REQUIREMENT - All of the lines below are to be transcribed faithfully, with pictures excluded from the copy.

— start of INPUT RECORDS —

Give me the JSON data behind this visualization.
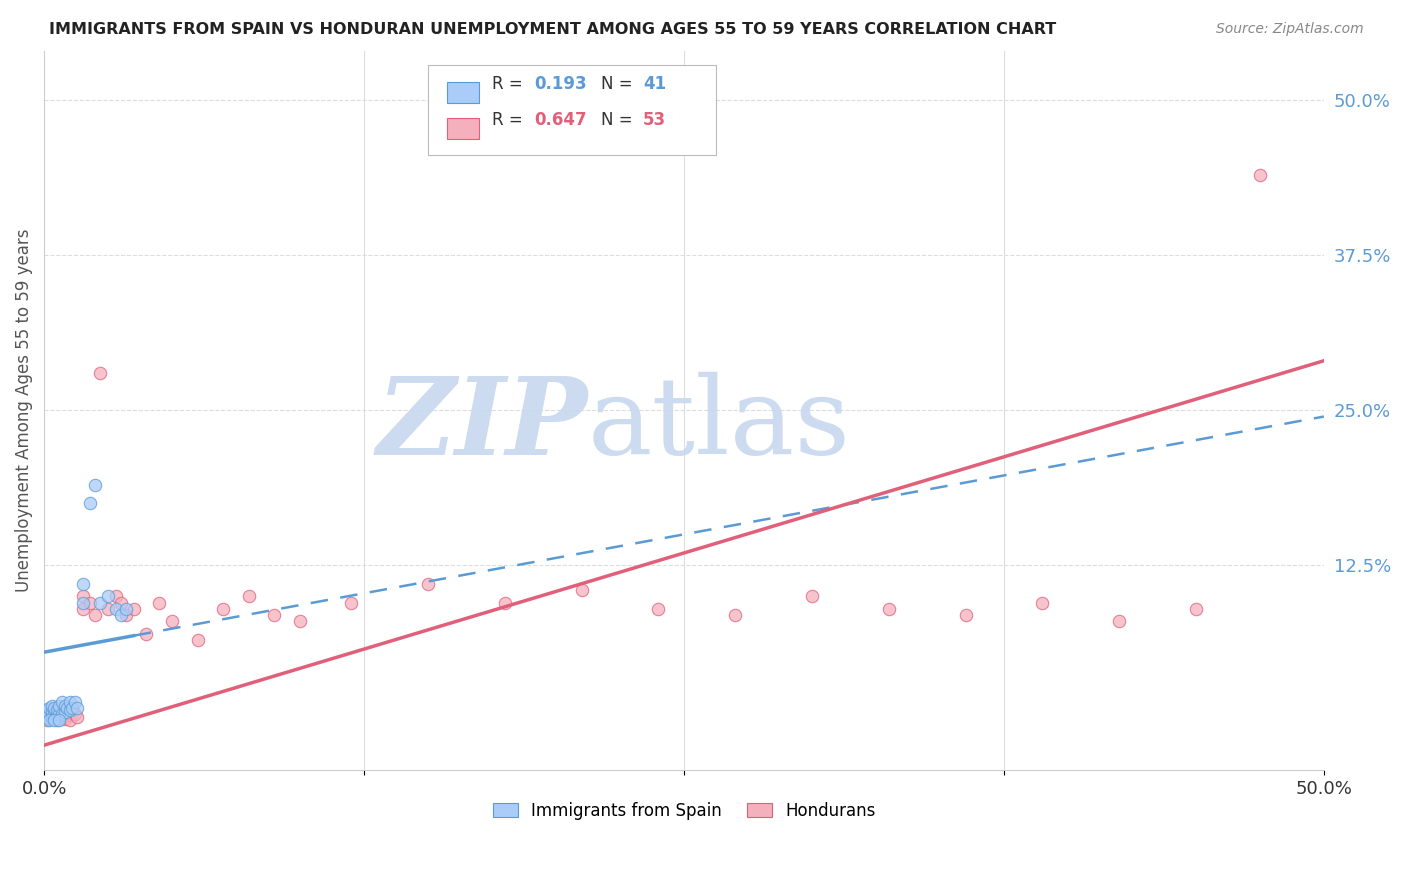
{
  "title": "IMMIGRANTS FROM SPAIN VS HONDURAN UNEMPLOYMENT AMONG AGES 55 TO 59 YEARS CORRELATION CHART",
  "source": "Source: ZipAtlas.com",
  "ylabel": "Unemployment Among Ages 55 to 59 years",
  "xlim": [
    0.0,
    0.5
  ],
  "ylim": [
    -0.04,
    0.54
  ],
  "background_color": "#ffffff",
  "watermark_zip_color": "#c8d8ef",
  "watermark_atlas_color": "#c8d8ef",
  "spain_color": "#aaccf8",
  "spain_edge_color": "#5b9bd5",
  "spain_R": 0.193,
  "spain_N": 41,
  "spain_line_color": "#5b9bd5",
  "spain_intercept": 0.055,
  "spain_slope": 0.38,
  "honduras_color": "#f5b0be",
  "honduras_edge_color": "#e0607a",
  "honduras_R": 0.647,
  "honduras_N": 53,
  "honduras_line_color": "#e0607a",
  "honduras_intercept": -0.02,
  "honduras_slope": 0.62,
  "grid_color": "#dddddd",
  "spine_color": "#cccccc",
  "tick_label_color": "#5b9bd5",
  "axis_label_color": "#555555",
  "spain_x": [
    0.001,
    0.001,
    0.001,
    0.002,
    0.002,
    0.002,
    0.002,
    0.003,
    0.003,
    0.003,
    0.003,
    0.004,
    0.004,
    0.004,
    0.005,
    0.005,
    0.005,
    0.006,
    0.006,
    0.007,
    0.007,
    0.008,
    0.008,
    0.009,
    0.01,
    0.01,
    0.011,
    0.012,
    0.013,
    0.015,
    0.015,
    0.018,
    0.02,
    0.022,
    0.025,
    0.028,
    0.03,
    0.032,
    0.002,
    0.004,
    0.006
  ],
  "spain_y": [
    0.002,
    0.005,
    0.008,
    0.002,
    0.004,
    0.006,
    0.01,
    0.003,
    0.005,
    0.007,
    0.012,
    0.002,
    0.005,
    0.01,
    0.0,
    0.005,
    0.008,
    0.005,
    0.012,
    0.005,
    0.015,
    0.007,
    0.012,
    0.01,
    0.008,
    0.015,
    0.01,
    0.015,
    0.01,
    0.095,
    0.11,
    0.175,
    0.19,
    0.095,
    0.1,
    0.09,
    0.085,
    0.09,
    0.0,
    0.0,
    0.0
  ],
  "honduras_x": [
    0.001,
    0.001,
    0.002,
    0.002,
    0.003,
    0.003,
    0.004,
    0.004,
    0.005,
    0.005,
    0.006,
    0.006,
    0.007,
    0.007,
    0.008,
    0.008,
    0.009,
    0.01,
    0.01,
    0.011,
    0.012,
    0.013,
    0.015,
    0.015,
    0.018,
    0.02,
    0.022,
    0.025,
    0.028,
    0.03,
    0.032,
    0.035,
    0.04,
    0.045,
    0.05,
    0.06,
    0.07,
    0.08,
    0.09,
    0.1,
    0.12,
    0.15,
    0.18,
    0.21,
    0.24,
    0.27,
    0.3,
    0.33,
    0.36,
    0.39,
    0.42,
    0.45,
    0.475
  ],
  "honduras_y": [
    0.0,
    0.005,
    0.003,
    0.007,
    0.002,
    0.008,
    0.003,
    0.006,
    0.001,
    0.007,
    0.003,
    0.008,
    0.004,
    0.002,
    0.005,
    0.001,
    0.004,
    0.006,
    0.0,
    0.008,
    0.005,
    0.003,
    0.09,
    0.1,
    0.095,
    0.085,
    0.28,
    0.09,
    0.1,
    0.095,
    0.085,
    0.09,
    0.07,
    0.095,
    0.08,
    0.065,
    0.09,
    0.1,
    0.085,
    0.08,
    0.095,
    0.11,
    0.095,
    0.105,
    0.09,
    0.085,
    0.1,
    0.09,
    0.085,
    0.095,
    0.08,
    0.09,
    0.44
  ]
}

— end of INPUT RECORDS —

SOLUTION TO THE PROBLEM -
Give me the JSON data behind this visualization.
{
  "title": "IMMIGRANTS FROM SPAIN VS HONDURAN UNEMPLOYMENT AMONG AGES 55 TO 59 YEARS CORRELATION CHART",
  "source": "Source: ZipAtlas.com",
  "ylabel": "Unemployment Among Ages 55 to 59 years",
  "xlim": [
    0.0,
    0.5
  ],
  "ylim": [
    -0.04,
    0.54
  ],
  "background_color": "#ffffff",
  "watermark_zip_color": "#c8d8ef",
  "watermark_atlas_color": "#c8d8ef",
  "spain_color": "#aaccf8",
  "spain_edge_color": "#5b9bd5",
  "spain_R": 0.193,
  "spain_N": 41,
  "spain_line_color": "#5b9bd5",
  "spain_intercept": 0.055,
  "spain_slope": 0.38,
  "honduras_color": "#f5b0be",
  "honduras_edge_color": "#e0607a",
  "honduras_R": 0.647,
  "honduras_N": 53,
  "honduras_line_color": "#e0607a",
  "honduras_intercept": -0.02,
  "honduras_slope": 0.62,
  "grid_color": "#dddddd",
  "spine_color": "#cccccc",
  "tick_label_color": "#5b9bd5",
  "axis_label_color": "#555555",
  "spain_x": [
    0.001,
    0.001,
    0.001,
    0.002,
    0.002,
    0.002,
    0.002,
    0.003,
    0.003,
    0.003,
    0.003,
    0.004,
    0.004,
    0.004,
    0.005,
    0.005,
    0.005,
    0.006,
    0.006,
    0.007,
    0.007,
    0.008,
    0.008,
    0.009,
    0.01,
    0.01,
    0.011,
    0.012,
    0.013,
    0.015,
    0.015,
    0.018,
    0.02,
    0.022,
    0.025,
    0.028,
    0.03,
    0.032,
    0.002,
    0.004,
    0.006
  ],
  "spain_y": [
    0.002,
    0.005,
    0.008,
    0.002,
    0.004,
    0.006,
    0.01,
    0.003,
    0.005,
    0.007,
    0.012,
    0.002,
    0.005,
    0.01,
    0.0,
    0.005,
    0.008,
    0.005,
    0.012,
    0.005,
    0.015,
    0.007,
    0.012,
    0.01,
    0.008,
    0.015,
    0.01,
    0.015,
    0.01,
    0.095,
    0.11,
    0.175,
    0.19,
    0.095,
    0.1,
    0.09,
    0.085,
    0.09,
    0.0,
    0.0,
    0.0
  ],
  "honduras_x": [
    0.001,
    0.001,
    0.002,
    0.002,
    0.003,
    0.003,
    0.004,
    0.004,
    0.005,
    0.005,
    0.006,
    0.006,
    0.007,
    0.007,
    0.008,
    0.008,
    0.009,
    0.01,
    0.01,
    0.011,
    0.012,
    0.013,
    0.015,
    0.015,
    0.018,
    0.02,
    0.022,
    0.025,
    0.028,
    0.03,
    0.032,
    0.035,
    0.04,
    0.045,
    0.05,
    0.06,
    0.07,
    0.08,
    0.09,
    0.1,
    0.12,
    0.15,
    0.18,
    0.21,
    0.24,
    0.27,
    0.3,
    0.33,
    0.36,
    0.39,
    0.42,
    0.45,
    0.475
  ],
  "honduras_y": [
    0.0,
    0.005,
    0.003,
    0.007,
    0.002,
    0.008,
    0.003,
    0.006,
    0.001,
    0.007,
    0.003,
    0.008,
    0.004,
    0.002,
    0.005,
    0.001,
    0.004,
    0.006,
    0.0,
    0.008,
    0.005,
    0.003,
    0.09,
    0.1,
    0.095,
    0.085,
    0.28,
    0.09,
    0.1,
    0.095,
    0.085,
    0.09,
    0.07,
    0.095,
    0.08,
    0.065,
    0.09,
    0.1,
    0.085,
    0.08,
    0.095,
    0.11,
    0.095,
    0.105,
    0.09,
    0.085,
    0.1,
    0.09,
    0.085,
    0.095,
    0.08,
    0.09,
    0.44
  ]
}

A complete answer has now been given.